___ Material supplied ___

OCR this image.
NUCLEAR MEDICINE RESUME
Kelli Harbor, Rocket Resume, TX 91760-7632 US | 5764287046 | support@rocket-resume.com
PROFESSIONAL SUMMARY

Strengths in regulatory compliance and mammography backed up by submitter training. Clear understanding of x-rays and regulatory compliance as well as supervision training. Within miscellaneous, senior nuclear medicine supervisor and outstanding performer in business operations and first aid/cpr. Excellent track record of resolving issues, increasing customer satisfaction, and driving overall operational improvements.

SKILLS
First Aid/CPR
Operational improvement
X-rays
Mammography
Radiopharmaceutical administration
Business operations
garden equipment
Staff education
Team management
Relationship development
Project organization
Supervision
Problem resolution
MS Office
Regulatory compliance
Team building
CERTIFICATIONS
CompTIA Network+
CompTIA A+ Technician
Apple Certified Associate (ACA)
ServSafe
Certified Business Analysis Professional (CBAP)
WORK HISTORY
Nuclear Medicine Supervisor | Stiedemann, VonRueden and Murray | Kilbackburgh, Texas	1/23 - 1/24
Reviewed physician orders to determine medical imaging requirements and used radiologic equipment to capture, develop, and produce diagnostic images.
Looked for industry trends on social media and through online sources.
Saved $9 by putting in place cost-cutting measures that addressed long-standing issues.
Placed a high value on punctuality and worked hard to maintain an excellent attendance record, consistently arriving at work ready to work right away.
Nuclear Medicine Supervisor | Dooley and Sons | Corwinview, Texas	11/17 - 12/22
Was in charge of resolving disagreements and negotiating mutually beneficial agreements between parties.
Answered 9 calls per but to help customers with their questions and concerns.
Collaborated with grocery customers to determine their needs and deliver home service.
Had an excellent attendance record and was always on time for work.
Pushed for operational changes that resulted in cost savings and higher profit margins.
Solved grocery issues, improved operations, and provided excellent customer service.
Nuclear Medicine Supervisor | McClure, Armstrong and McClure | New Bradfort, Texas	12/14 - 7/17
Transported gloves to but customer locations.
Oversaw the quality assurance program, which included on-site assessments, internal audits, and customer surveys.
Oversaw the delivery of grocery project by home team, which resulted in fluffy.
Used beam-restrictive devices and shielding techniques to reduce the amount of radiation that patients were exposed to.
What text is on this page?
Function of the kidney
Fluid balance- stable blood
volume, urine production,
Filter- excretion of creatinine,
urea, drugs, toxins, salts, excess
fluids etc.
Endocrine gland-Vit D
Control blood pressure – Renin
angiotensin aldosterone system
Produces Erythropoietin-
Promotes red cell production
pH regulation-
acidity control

___

## [Activity]
Taking the line that contains "What text is on this page?" as the starting point, copy every line through the end of the listing exactly, and write nothing further.

## [Solution to this problem]
What text is on this page?
Function of the kidney
Fluid balance- stable blood
volume, urine production,
Filter- excretion of creatinine,
urea, drugs, toxins, salts, excess
fluids etc.
Endocrine gland-Vit D
Control blood pressure – Renin
angiotensin aldosterone system
Produces Erythropoietin-
Promotes red cell production
pH regulation-
acidity control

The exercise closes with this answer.